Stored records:

# # # #

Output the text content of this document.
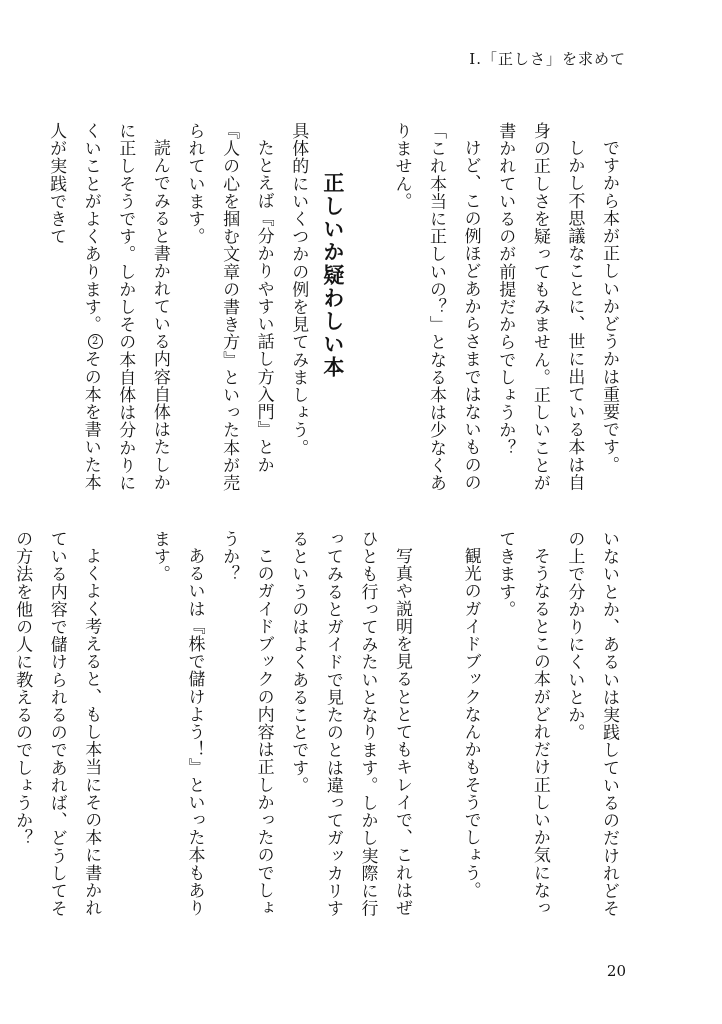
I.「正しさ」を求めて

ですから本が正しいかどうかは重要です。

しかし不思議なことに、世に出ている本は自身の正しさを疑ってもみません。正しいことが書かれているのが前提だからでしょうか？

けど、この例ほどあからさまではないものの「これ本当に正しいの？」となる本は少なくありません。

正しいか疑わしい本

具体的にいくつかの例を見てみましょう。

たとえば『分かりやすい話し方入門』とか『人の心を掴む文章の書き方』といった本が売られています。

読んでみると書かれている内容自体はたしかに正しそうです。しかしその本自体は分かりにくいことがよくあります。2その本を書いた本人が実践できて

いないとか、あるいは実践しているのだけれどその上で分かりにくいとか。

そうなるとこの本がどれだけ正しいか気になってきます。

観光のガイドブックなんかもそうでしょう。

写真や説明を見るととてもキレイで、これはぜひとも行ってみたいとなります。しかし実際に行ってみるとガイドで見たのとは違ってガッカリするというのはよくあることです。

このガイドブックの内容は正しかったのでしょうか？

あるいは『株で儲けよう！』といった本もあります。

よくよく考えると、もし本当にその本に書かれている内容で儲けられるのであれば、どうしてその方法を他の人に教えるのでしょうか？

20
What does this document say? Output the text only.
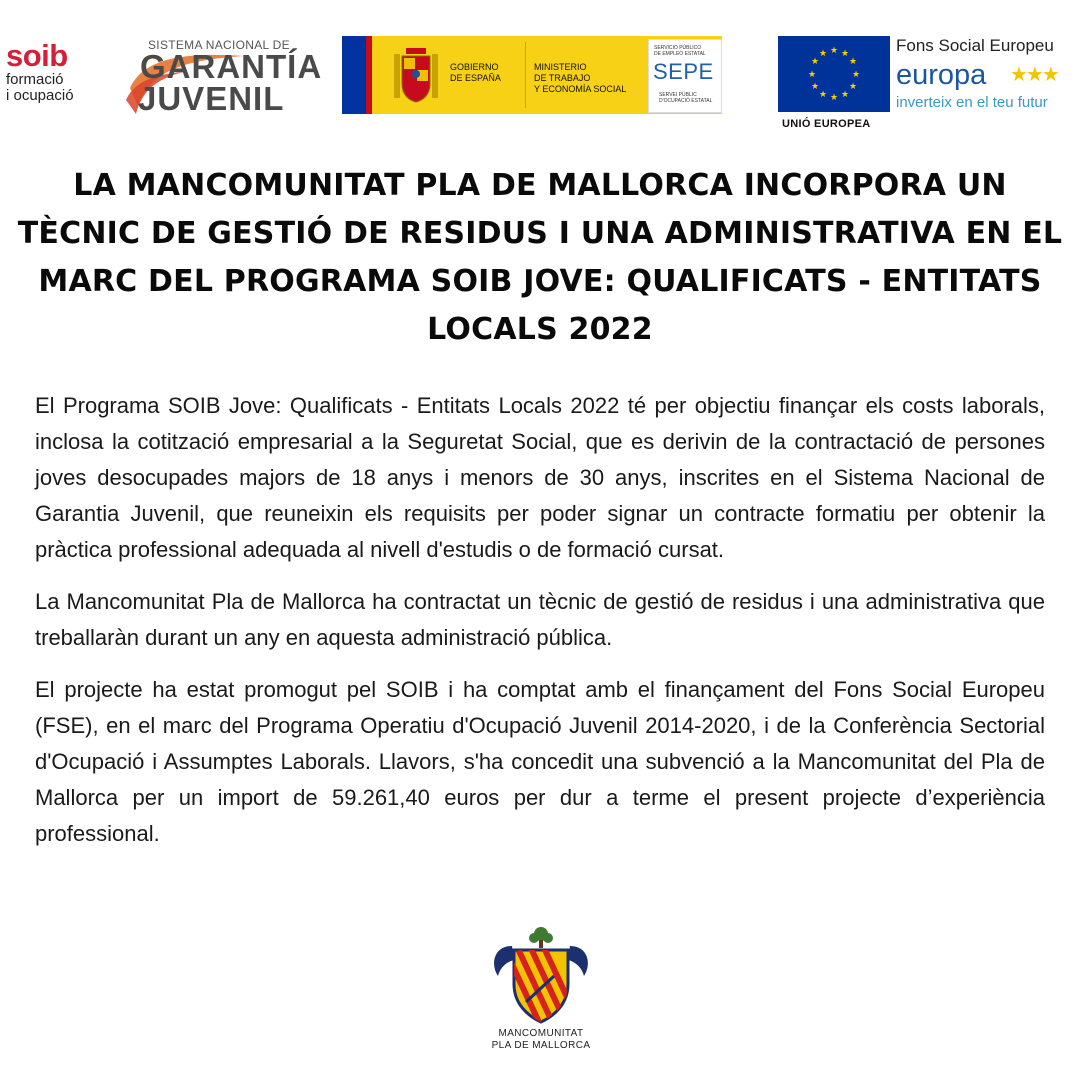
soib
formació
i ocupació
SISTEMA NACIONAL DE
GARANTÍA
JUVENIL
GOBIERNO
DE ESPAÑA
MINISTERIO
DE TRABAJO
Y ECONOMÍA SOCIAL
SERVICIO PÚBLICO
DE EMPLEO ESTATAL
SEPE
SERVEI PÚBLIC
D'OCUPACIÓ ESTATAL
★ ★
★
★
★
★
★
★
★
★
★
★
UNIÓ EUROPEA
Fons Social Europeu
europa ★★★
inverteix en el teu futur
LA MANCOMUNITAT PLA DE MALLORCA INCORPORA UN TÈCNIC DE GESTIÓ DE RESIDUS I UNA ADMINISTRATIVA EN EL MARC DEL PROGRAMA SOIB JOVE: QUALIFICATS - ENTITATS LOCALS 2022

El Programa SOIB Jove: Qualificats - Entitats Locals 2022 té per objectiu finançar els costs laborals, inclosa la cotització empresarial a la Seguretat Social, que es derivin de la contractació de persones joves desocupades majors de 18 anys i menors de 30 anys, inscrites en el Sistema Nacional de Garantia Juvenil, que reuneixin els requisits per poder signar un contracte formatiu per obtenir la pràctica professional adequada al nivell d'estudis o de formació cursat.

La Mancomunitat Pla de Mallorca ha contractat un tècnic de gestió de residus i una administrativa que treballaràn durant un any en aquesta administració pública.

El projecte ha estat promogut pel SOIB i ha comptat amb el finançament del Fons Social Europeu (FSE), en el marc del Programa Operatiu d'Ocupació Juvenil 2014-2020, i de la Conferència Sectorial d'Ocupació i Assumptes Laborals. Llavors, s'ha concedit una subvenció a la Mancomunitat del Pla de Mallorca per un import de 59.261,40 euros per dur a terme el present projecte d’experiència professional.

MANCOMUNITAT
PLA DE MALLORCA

# # # #

◆ **Challenge**:
Only lines with "this" are wanted here; list each of them.

◆ **Exercise result**:
Output the text content of this document.
What does this document say? Output the text only.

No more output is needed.